Exercise description. Repeat every line of the listing below exactly, minus the pictures.

======

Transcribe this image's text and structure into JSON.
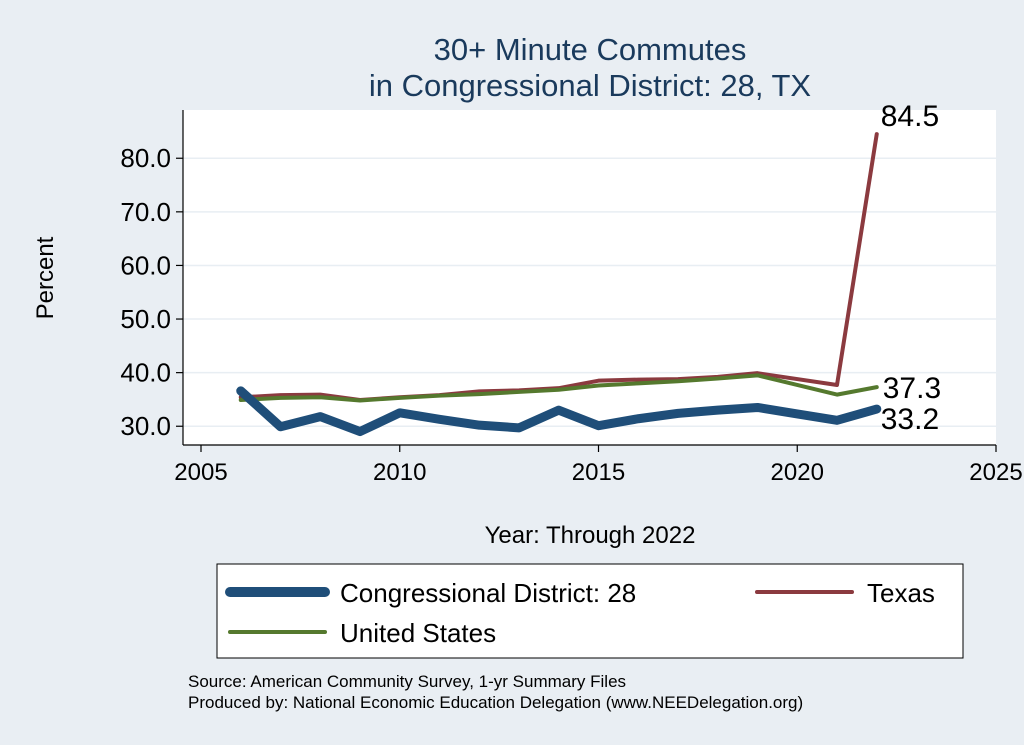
{
  "chart_data": {
    "type": "line",
    "title_lines": [
      "30+ Minute Commutes",
      "in Congressional District:  28, TX"
    ],
    "xlabel": "Year: Through 2022",
    "ylabel": "Percent",
    "xlim": [
      2005,
      2025
    ],
    "ylim": [
      26.5,
      89
    ],
    "x_ticks": [
      2005,
      2010,
      2015,
      2020,
      2025
    ],
    "y_ticks": [
      30,
      40,
      50,
      60,
      70,
      80
    ],
    "y_tick_labels": [
      "30.0",
      "40.0",
      "50.0",
      "60.0",
      "70.0",
      "80.0"
    ],
    "grid": true,
    "legend_position": "bottom",
    "series": [
      {
        "name": "Congressional District:  28",
        "color": "#1f4e79",
        "x": [
          2006,
          2007,
          2008,
          2009,
          2010,
          2011,
          2012,
          2013,
          2014,
          2015,
          2016,
          2017,
          2018,
          2019,
          2020,
          2021,
          2022
        ],
        "values": [
          36.6,
          29.9,
          31.8,
          29.0,
          32.5,
          31.3,
          30.2,
          29.7,
          33.0,
          30.1,
          31.4,
          32.4,
          33.0,
          33.5,
          32.3,
          31.1,
          33.2
        ],
        "end_label": "33.2"
      },
      {
        "name": "Texas",
        "color": "#8b3a3f",
        "x": [
          2006,
          2007,
          2008,
          2009,
          2010,
          2011,
          2012,
          2013,
          2014,
          2015,
          2016,
          2017,
          2018,
          2019,
          2021,
          2022
        ],
        "values": [
          35.4,
          35.8,
          35.9,
          34.9,
          35.4,
          35.8,
          36.5,
          36.7,
          37.1,
          38.5,
          38.7,
          38.8,
          39.2,
          39.9,
          37.7,
          84.5
        ],
        "end_label": "84.5"
      },
      {
        "name": "United States",
        "color": "#55792e",
        "x": [
          2006,
          2007,
          2008,
          2009,
          2010,
          2011,
          2012,
          2013,
          2014,
          2015,
          2016,
          2017,
          2018,
          2019,
          2021,
          2022
        ],
        "values": [
          34.9,
          35.3,
          35.4,
          34.8,
          35.3,
          35.7,
          36.0,
          36.4,
          36.8,
          37.6,
          38.0,
          38.4,
          38.9,
          39.5,
          35.9,
          37.3
        ],
        "end_label": "37.3"
      }
    ],
    "legend": [
      {
        "label": "Congressional District:  28",
        "color": "#1f4e79"
      },
      {
        "label": "Texas",
        "color": "#8b3a3f"
      },
      {
        "label": "United States",
        "color": "#55792e"
      }
    ]
  },
  "source_lines": [
    "Source: American Community Survey, 1-yr Summary Files",
    "Produced by: National Economic Education Delegation (www.NEEDelegation.org)"
  ]
}
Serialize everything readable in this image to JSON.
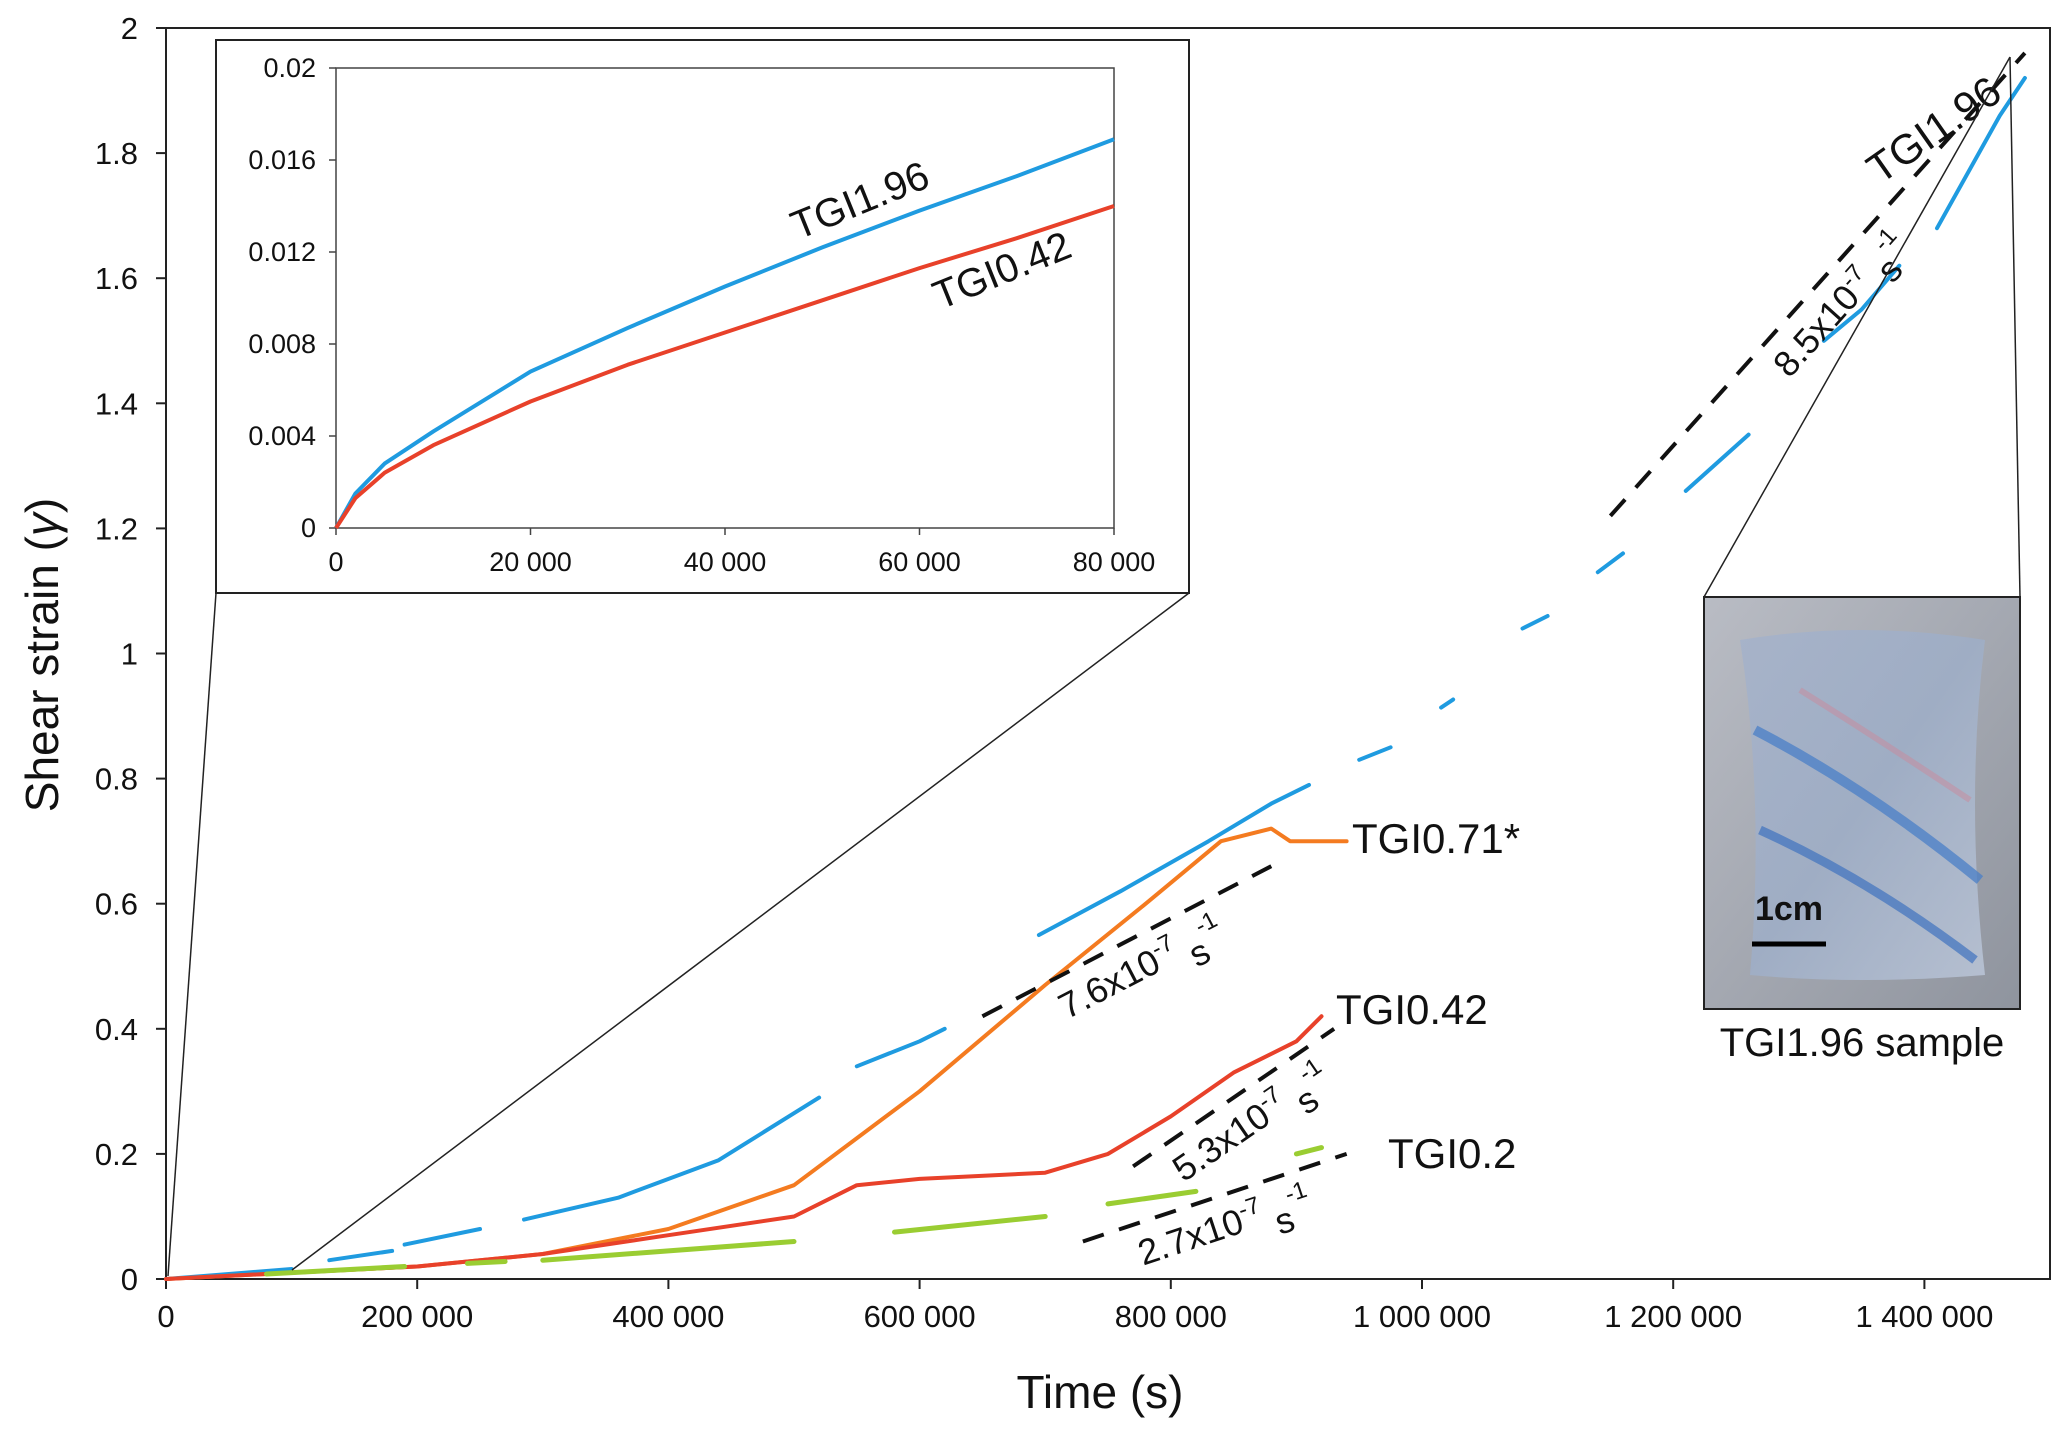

======

Solution for this problem.
Transcribe this image's text and structure into JSON.
{
  "chart_data": {
    "type": "line",
    "title_lines": [
      "30+ Minute Commutes",
      "in Congressional District:  28, TX"
    ],
    "xlabel": "Year: Through 2022",
    "ylabel": "Percent",
    "xlim": [
      2005,
      2025
    ],
    "ylim": [
      26.5,
      89
    ],
    "x_ticks": [
      2005,
      2010,
      2015,
      2020,
      2025
    ],
    "y_ticks": [
      30,
      40,
      50,
      60,
      70,
      80
    ],
    "y_tick_labels": [
      "30.0",
      "40.0",
      "50.0",
      "60.0",
      "70.0",
      "80.0"
    ],
    "grid": true,
    "legend_position": "bottom",
    "series": [
      {
        "name": "Congressional District:  28",
        "color": "#1f4e79",
        "x": [
          2006,
          2007,
          2008,
          2009,
          2010,
          2011,
          2012,
          2013,
          2014,
          2015,
          2016,
          2017,
          2018,
          2019,
          2020,
          2021,
          2022
        ],
        "values": [
          36.6,
          29.9,
          31.8,
          29.0,
          32.5,
          31.3,
          30.2,
          29.7,
          33.0,
          30.1,
          31.4,
          32.4,
          33.0,
          33.5,
          32.3,
          31.1,
          33.2
        ],
        "end_label": "33.2"
      },
      {
        "name": "Texas",
        "color": "#8b3a3f",
        "x": [
          2006,
          2007,
          2008,
          2009,
          2010,
          2011,
          2012,
          2013,
          2014,
          2015,
          2016,
          2017,
          2018,
          2019,
          2021,
          2022
        ],
        "values": [
          35.4,
          35.8,
          35.9,
          34.9,
          35.4,
          35.8,
          36.5,
          36.7,
          37.1,
          38.5,
          38.7,
          38.8,
          39.2,
          39.9,
          37.7,
          84.5
        ],
        "end_label": "84.5"
      },
      {
        "name": "United States",
        "color": "#55792e",
        "x": [
          2006,
          2007,
          2008,
          2009,
          2010,
          2011,
          2012,
          2013,
          2014,
          2015,
          2016,
          2017,
          2018,
          2019,
          2021,
          2022
        ],
        "values": [
          34.9,
          35.3,
          35.4,
          34.8,
          35.3,
          35.7,
          36.0,
          36.4,
          36.8,
          37.6,
          38.0,
          38.4,
          38.9,
          39.5,
          35.9,
          37.3
        ],
        "end_label": "37.3"
      }
    ],
    "legend": [
      {
        "label": "Congressional District:  28",
        "color": "#1f4e79"
      },
      {
        "label": "Texas",
        "color": "#8b3a3f"
      },
      {
        "label": "United States",
        "color": "#55792e"
      }
    ]
  },
  "source_lines": [
    "Source: American Community Survey, 1-yr Summary Files",
    "Produced by: National Economic Education Delegation (www.NEEDelegation.org)"
  ]
}
Serialize everything readable in this image to JSON.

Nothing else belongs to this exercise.